- [RECORDS SUPPLIED]
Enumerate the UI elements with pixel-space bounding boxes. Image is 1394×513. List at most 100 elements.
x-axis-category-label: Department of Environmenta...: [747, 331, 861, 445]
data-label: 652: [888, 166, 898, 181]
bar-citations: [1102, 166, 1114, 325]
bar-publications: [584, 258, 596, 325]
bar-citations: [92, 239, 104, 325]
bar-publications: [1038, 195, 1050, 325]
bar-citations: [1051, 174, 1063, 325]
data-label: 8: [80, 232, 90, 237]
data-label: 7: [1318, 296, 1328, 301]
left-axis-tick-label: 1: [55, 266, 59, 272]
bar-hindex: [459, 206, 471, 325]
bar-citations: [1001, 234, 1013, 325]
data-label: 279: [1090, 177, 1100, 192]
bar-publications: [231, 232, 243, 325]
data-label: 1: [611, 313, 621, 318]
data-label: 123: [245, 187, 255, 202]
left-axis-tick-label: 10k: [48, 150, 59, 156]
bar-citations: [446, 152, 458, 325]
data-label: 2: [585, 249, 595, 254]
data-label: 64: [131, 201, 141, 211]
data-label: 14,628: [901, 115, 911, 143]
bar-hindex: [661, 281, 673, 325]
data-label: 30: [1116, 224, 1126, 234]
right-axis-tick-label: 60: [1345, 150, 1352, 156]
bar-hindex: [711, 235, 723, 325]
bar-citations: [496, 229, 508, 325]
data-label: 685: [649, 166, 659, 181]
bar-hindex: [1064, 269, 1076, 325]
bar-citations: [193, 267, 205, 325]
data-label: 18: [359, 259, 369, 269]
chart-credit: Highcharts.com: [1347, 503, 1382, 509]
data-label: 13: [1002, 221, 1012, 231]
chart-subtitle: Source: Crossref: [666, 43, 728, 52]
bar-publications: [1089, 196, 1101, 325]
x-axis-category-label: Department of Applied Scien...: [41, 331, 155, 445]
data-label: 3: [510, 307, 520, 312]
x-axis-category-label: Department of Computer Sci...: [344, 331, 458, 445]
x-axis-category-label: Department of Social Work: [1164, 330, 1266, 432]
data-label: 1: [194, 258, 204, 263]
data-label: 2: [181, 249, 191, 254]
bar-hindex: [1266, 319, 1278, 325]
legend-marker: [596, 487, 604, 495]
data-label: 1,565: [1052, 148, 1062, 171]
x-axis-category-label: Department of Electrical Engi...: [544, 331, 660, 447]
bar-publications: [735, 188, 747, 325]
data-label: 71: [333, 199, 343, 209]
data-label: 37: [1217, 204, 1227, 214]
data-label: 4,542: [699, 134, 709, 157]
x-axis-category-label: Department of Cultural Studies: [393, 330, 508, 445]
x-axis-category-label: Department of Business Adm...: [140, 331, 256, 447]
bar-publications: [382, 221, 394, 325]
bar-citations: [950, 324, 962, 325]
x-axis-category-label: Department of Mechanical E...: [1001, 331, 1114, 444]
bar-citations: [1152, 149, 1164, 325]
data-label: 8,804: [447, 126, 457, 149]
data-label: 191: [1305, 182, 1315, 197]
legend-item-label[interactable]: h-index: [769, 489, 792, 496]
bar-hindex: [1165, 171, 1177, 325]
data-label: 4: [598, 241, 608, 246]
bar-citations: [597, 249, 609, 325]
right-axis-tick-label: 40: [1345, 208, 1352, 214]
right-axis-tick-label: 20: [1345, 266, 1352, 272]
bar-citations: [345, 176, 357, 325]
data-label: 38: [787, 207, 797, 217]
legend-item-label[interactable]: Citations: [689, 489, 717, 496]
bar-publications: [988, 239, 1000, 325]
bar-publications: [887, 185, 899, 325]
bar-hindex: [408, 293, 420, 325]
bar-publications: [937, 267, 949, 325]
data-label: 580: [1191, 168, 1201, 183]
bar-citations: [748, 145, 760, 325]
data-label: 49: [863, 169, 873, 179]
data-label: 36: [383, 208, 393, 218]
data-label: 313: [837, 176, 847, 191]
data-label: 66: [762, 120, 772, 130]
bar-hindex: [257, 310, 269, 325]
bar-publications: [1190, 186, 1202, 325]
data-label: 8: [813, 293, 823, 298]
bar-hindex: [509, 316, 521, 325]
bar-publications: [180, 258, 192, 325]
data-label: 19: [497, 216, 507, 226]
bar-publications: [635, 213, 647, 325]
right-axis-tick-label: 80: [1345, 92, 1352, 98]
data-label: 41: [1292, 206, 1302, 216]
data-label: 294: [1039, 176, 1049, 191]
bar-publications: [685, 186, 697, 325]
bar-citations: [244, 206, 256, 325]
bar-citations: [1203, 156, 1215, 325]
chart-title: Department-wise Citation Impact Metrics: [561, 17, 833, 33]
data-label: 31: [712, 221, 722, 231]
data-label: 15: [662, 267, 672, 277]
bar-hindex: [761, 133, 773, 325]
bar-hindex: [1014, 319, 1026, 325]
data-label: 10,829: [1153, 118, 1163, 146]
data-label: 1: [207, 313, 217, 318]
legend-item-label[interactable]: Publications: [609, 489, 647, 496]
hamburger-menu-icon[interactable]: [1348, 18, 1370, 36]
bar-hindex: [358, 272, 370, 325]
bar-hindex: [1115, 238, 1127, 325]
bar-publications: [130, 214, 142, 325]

- [TASK TO CARRY OUT] List every line of the rows above that contains the word "left".

- [PROBLEM SOLUTION]
left-axis-tick-label: 1: [55, 266, 59, 272]
left-axis-tick-label: 10k: [48, 150, 59, 156]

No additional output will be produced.